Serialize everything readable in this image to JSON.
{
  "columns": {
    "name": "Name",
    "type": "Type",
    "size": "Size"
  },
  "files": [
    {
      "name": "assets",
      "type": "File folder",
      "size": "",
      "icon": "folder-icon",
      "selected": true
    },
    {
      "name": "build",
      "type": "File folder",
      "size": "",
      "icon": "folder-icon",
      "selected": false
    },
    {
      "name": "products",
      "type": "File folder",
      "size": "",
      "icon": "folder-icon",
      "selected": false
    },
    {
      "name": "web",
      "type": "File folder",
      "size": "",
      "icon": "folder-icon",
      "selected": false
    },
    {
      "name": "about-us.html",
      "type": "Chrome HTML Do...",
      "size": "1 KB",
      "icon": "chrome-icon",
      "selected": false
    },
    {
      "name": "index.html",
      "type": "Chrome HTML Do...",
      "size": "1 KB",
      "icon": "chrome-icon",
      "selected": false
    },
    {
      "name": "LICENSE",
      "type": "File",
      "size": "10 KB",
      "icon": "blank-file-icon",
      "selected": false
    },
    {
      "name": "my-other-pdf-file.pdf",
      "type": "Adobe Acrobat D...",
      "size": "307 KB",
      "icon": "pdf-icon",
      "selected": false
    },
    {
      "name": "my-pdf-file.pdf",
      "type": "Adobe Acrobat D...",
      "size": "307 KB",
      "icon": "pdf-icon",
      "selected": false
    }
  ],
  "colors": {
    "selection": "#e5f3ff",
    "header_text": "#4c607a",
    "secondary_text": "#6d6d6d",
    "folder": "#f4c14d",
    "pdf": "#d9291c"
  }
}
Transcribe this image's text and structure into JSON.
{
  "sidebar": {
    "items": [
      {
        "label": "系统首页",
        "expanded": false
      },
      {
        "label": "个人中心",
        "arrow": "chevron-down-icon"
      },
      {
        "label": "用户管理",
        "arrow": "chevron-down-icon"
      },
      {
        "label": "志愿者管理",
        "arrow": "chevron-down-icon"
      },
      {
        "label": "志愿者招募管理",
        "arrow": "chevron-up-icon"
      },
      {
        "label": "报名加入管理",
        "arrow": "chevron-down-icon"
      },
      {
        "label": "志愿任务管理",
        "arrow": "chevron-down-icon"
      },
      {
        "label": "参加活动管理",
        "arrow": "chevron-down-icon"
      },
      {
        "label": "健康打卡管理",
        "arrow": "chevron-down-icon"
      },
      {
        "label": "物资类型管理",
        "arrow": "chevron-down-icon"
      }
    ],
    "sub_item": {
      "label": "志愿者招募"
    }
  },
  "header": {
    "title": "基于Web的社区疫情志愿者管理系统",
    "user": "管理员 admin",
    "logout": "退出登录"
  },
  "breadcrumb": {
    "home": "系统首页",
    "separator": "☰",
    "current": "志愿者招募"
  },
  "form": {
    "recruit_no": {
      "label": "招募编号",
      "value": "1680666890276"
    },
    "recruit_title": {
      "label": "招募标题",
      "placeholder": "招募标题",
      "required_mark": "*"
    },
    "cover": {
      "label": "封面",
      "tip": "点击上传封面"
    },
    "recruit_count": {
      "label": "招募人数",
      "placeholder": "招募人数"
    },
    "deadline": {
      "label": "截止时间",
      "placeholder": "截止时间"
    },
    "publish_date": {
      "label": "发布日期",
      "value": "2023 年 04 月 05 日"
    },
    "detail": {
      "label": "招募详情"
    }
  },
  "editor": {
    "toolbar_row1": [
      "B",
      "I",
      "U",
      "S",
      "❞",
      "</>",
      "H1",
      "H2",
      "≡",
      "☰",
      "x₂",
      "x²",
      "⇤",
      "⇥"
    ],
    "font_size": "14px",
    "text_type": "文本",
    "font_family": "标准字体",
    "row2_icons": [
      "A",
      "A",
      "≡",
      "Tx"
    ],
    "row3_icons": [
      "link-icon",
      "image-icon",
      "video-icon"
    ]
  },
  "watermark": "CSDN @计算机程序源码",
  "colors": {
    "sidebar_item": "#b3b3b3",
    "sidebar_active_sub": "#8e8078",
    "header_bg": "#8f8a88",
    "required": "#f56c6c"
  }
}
___
» **WHAT IS BEING ASKED**:
Write out all the data again, exactly as it appears.

» **ANSWER TO THE PROBLEM**:
Serialize everything readable in this image to JSON.
{
  "columns": {
    "name": "Name",
    "type": "Type",
    "size": "Size"
  },
  "files": [
    {
      "name": "assets",
      "type": "File folder",
      "size": "",
      "icon": "folder-icon",
      "selected": true
    },
    {
      "name": "build",
      "type": "File folder",
      "size": "",
      "icon": "folder-icon",
      "selected": false
    },
    {
      "name": "products",
      "type": "File folder",
      "size": "",
      "icon": "folder-icon",
      "selected": false
    },
    {
      "name": "web",
      "type": "File folder",
      "size": "",
      "icon": "folder-icon",
      "selected": false
    },
    {
      "name": "about-us.html",
      "type": "Chrome HTML Do...",
      "size": "1 KB",
      "icon": "chrome-icon",
      "selected": false
    },
    {
      "name": "index.html",
      "type": "Chrome HTML Do...",
      "size": "1 KB",
      "icon": "chrome-icon",
      "selected": false
    },
    {
      "name": "LICENSE",
      "type": "File",
      "size": "10 KB",
      "icon": "blank-file-icon",
      "selected": false
    },
    {
      "name": "my-other-pdf-file.pdf",
      "type": "Adobe Acrobat D...",
      "size": "307 KB",
      "icon": "pdf-icon",
      "selected": false
    },
    {
      "name": "my-pdf-file.pdf",
      "type": "Adobe Acrobat D...",
      "size": "307 KB",
      "icon": "pdf-icon",
      "selected": false
    }
  ],
  "colors": {
    "selection": "#e5f3ff",
    "header_text": "#4c607a",
    "secondary_text": "#6d6d6d",
    "folder": "#f4c14d",
    "pdf": "#d9291c"
  }
}
Transcribe this image's text and structure into JSON.
{
  "sidebar": {
    "items": [
      {
        "label": "系统首页",
        "expanded": false
      },
      {
        "label": "个人中心",
        "arrow": "chevron-down-icon"
      },
      {
        "label": "用户管理",
        "arrow": "chevron-down-icon"
      },
      {
        "label": "志愿者管理",
        "arrow": "chevron-down-icon"
      },
      {
        "label": "志愿者招募管理",
        "arrow": "chevron-up-icon"
      },
      {
        "label": "报名加入管理",
        "arrow": "chevron-down-icon"
      },
      {
        "label": "志愿任务管理",
        "arrow": "chevron-down-icon"
      },
      {
        "label": "参加活动管理",
        "arrow": "chevron-down-icon"
      },
      {
        "label": "健康打卡管理",
        "arrow": "chevron-down-icon"
      },
      {
        "label": "物资类型管理",
        "arrow": "chevron-down-icon"
      }
    ],
    "sub_item": {
      "label": "志愿者招募"
    }
  },
  "header": {
    "title": "基于Web的社区疫情志愿者管理系统",
    "user": "管理员 admin",
    "logout": "退出登录"
  },
  "breadcrumb": {
    "home": "系统首页",
    "separator": "☰",
    "current": "志愿者招募"
  },
  "form": {
    "recruit_no": {
      "label": "招募编号",
      "value": "1680666890276"
    },
    "recruit_title": {
      "label": "招募标题",
      "placeholder": "招募标题",
      "required_mark": "*"
    },
    "cover": {
      "label": "封面",
      "tip": "点击上传封面"
    },
    "recruit_count": {
      "label": "招募人数",
      "placeholder": "招募人数"
    },
    "deadline": {
      "label": "截止时间",
      "placeholder": "截止时间"
    },
    "publish_date": {
      "label": "发布日期",
      "value": "2023 年 04 月 05 日"
    },
    "detail": {
      "label": "招募详情"
    }
  },
  "editor": {
    "toolbar_row1": [
      "B",
      "I",
      "U",
      "S",
      "❞",
      "</>",
      "H1",
      "H2",
      "≡",
      "☰",
      "x₂",
      "x²",
      "⇤",
      "⇥"
    ],
    "font_size": "14px",
    "text_type": "文本",
    "font_family": "标准字体",
    "row2_icons": [
      "A",
      "A",
      "≡",
      "Tx"
    ],
    "row3_icons": [
      "link-icon",
      "image-icon",
      "video-icon"
    ]
  },
  "watermark": "CSDN @计算机程序源码",
  "colors": {
    "sidebar_item": "#b3b3b3",
    "sidebar_active_sub": "#8e8078",
    "header_bg": "#8f8a88",
    "required": "#f56c6c"
  }
}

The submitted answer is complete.